Exercise brief:
Reproduce the records exactly.

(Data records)
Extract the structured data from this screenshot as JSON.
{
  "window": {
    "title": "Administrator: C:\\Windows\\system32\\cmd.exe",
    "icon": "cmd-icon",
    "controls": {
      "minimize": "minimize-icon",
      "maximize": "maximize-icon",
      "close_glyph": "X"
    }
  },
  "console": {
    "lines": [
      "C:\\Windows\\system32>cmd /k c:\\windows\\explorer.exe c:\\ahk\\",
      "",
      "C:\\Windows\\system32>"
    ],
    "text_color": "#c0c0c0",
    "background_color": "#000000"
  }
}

Expected answer:
Extract the structured data from this screenshot as JSON.
{
  "window": {
    "title": "Administrator: C:\\Windows\\system32\\cmd.exe",
    "icon": "cmd-icon",
    "controls": {
      "minimize": "minimize-icon",
      "maximize": "maximize-icon",
      "close_glyph": "X"
    }
  },
  "console": {
    "lines": [
      "C:\\Windows\\system32>cmd /k c:\\windows\\explorer.exe c:\\ahk\\",
      "",
      "C:\\Windows\\system32>"
    ],
    "text_color": "#c0c0c0",
    "background_color": "#000000"
  }
}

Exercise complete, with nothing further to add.